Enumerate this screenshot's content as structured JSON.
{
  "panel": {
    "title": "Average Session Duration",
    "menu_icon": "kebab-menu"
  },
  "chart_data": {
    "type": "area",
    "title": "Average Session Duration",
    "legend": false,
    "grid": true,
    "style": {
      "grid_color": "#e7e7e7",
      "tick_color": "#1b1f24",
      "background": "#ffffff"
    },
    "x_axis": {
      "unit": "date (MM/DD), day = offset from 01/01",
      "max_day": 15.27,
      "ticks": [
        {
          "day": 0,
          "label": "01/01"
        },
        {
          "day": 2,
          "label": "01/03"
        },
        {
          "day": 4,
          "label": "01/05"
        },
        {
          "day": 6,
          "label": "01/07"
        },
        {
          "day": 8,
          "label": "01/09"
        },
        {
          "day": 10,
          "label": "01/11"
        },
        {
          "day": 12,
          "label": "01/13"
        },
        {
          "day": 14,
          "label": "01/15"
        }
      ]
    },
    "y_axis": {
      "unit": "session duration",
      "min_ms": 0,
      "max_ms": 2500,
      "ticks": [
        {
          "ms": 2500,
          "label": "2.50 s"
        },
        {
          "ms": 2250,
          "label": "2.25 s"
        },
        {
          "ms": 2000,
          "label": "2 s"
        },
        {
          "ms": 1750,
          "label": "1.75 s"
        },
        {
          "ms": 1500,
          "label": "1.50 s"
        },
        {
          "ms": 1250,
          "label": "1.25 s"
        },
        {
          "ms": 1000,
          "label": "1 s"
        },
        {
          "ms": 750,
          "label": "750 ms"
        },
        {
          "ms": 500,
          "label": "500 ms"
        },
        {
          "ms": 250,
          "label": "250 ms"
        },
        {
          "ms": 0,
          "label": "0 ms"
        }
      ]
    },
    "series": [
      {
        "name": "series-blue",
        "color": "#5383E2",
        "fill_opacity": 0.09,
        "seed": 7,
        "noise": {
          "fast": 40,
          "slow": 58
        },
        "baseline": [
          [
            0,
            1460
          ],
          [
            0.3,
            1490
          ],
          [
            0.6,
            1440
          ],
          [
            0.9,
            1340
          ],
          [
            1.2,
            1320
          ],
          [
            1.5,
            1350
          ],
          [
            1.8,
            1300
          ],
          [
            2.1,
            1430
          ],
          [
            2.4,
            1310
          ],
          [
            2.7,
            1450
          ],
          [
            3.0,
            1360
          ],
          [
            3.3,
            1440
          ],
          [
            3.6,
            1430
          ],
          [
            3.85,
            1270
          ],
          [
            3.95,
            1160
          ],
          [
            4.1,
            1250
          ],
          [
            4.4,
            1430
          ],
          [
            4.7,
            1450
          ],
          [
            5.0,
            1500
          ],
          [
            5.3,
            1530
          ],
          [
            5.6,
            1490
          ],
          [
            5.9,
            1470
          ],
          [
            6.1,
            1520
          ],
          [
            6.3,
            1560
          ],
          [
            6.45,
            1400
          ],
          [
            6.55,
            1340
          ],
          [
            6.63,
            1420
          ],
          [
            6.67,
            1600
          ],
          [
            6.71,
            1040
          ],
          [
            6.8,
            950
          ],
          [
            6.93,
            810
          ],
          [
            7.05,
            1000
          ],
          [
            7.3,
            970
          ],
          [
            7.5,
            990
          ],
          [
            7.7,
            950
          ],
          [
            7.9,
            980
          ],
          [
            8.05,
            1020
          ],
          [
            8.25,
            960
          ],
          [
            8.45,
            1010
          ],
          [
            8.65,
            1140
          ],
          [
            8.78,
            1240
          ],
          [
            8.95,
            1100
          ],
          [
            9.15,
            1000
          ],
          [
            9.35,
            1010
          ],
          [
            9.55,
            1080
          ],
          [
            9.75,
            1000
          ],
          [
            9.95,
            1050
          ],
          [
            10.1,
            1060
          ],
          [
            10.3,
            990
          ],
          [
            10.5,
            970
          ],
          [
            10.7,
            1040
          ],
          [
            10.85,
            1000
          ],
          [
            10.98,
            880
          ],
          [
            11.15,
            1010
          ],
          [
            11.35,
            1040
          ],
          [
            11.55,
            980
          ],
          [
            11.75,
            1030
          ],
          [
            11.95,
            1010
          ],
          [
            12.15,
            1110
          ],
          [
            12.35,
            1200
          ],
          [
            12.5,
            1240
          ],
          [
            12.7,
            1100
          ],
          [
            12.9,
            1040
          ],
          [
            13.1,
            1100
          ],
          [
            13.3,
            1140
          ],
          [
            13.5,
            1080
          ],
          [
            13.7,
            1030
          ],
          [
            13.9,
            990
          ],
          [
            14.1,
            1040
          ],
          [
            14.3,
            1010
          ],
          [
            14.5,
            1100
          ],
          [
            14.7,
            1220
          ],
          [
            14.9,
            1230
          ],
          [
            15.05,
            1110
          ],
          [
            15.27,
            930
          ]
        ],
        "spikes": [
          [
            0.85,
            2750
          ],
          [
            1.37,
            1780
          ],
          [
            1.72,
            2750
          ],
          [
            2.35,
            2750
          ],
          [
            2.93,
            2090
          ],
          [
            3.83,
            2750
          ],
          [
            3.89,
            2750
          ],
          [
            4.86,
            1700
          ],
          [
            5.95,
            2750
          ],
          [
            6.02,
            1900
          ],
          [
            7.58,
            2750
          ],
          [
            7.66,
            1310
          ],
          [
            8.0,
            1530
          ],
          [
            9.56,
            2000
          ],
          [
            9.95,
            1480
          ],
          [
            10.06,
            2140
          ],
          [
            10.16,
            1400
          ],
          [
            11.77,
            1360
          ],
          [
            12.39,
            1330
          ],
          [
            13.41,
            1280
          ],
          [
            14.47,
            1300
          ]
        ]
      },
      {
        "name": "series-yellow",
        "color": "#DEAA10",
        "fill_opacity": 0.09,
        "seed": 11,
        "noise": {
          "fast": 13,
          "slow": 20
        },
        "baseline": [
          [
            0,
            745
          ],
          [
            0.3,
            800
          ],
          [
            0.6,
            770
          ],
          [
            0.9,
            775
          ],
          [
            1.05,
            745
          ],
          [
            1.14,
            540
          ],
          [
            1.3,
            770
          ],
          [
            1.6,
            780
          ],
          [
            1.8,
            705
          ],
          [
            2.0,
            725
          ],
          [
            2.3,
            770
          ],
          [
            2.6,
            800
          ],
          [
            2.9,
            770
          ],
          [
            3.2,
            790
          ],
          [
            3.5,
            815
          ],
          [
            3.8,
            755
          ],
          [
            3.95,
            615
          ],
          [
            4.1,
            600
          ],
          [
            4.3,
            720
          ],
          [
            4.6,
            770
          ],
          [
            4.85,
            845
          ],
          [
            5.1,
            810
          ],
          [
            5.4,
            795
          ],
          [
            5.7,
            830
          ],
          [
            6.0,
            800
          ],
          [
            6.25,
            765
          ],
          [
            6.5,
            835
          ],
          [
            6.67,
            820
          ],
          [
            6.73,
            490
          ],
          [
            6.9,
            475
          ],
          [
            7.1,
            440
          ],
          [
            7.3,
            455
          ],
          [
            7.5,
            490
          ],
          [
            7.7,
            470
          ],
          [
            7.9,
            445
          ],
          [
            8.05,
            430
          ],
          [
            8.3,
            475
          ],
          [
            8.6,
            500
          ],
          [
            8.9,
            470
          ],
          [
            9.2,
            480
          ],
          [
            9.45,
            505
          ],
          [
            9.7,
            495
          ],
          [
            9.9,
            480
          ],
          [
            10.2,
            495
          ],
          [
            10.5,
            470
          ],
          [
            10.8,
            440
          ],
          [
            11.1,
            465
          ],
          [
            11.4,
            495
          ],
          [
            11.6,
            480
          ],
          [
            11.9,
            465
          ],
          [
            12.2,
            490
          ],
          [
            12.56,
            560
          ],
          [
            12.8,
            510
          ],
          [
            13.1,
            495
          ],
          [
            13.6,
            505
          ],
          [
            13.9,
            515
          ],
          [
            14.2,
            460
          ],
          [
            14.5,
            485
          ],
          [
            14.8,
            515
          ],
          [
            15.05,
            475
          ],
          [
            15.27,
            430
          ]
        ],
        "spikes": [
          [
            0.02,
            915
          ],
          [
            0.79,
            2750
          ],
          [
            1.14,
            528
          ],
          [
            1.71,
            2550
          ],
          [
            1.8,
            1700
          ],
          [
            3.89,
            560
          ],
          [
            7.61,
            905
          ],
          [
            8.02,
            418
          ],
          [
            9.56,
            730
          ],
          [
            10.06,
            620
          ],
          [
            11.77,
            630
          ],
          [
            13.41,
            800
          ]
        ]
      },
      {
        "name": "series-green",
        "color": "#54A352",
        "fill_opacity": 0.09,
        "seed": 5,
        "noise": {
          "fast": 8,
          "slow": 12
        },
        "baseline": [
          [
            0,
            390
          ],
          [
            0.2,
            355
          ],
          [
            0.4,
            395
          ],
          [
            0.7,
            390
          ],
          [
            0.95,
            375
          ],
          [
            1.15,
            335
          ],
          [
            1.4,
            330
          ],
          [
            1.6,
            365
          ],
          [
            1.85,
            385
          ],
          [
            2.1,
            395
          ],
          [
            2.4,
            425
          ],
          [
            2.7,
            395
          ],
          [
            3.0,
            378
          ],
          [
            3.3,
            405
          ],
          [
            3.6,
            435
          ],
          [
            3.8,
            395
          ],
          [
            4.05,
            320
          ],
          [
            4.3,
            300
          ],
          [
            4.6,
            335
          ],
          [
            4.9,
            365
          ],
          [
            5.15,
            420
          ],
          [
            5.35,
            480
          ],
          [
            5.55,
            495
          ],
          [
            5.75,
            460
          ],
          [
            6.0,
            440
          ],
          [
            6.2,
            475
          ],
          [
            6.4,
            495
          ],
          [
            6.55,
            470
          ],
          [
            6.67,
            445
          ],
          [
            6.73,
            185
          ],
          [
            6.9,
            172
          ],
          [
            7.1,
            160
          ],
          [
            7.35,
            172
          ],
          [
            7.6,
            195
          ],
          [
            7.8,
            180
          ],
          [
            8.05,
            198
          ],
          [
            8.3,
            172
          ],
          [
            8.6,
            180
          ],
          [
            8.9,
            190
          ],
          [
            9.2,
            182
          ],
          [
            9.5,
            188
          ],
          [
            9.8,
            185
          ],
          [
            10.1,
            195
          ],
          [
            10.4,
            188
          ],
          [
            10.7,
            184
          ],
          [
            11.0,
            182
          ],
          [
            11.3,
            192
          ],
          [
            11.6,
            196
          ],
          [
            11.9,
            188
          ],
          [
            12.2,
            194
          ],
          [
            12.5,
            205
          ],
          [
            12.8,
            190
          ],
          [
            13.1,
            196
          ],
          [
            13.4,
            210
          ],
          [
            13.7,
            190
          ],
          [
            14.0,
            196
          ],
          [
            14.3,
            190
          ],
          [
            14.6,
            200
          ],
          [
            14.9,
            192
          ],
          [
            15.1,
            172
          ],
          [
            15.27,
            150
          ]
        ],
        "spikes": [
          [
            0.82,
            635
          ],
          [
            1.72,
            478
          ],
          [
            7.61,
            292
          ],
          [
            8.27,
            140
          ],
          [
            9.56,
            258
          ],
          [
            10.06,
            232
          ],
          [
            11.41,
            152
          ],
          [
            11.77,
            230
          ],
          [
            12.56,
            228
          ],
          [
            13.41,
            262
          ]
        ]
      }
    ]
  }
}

## SET TASK
Among the lines of the data, identify those with the word "name". Copy each of them.

## THE OUTPUT
        "name": "series-blue",
        "name": "series-yellow",
        "name": "series-green",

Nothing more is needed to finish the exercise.